# Problem to work on
Filter the entries, keeping every line with the word "chest".

# Rows
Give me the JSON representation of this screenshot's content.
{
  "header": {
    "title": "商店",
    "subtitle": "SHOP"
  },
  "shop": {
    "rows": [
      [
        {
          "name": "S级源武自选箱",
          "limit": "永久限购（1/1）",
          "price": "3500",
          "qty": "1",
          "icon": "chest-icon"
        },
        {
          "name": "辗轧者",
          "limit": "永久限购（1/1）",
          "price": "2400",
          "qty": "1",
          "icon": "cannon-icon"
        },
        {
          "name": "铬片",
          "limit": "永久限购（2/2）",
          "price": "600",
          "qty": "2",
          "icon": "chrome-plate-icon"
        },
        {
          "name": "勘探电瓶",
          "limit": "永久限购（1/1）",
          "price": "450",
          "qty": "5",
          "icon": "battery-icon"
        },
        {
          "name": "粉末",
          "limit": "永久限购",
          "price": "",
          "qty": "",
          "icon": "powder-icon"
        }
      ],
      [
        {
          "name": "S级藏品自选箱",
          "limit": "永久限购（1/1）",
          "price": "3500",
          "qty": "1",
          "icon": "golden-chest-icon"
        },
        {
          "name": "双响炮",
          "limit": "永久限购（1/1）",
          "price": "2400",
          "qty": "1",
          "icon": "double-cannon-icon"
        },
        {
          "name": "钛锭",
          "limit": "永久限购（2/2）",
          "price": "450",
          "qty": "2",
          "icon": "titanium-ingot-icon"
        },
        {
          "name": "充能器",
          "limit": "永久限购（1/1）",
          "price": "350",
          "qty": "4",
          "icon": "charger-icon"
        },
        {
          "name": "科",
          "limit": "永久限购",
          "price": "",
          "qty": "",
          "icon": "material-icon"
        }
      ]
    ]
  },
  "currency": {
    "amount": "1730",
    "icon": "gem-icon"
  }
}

# Full solution
          "icon": "chest-icon"
          "icon": "golden-chest-icon"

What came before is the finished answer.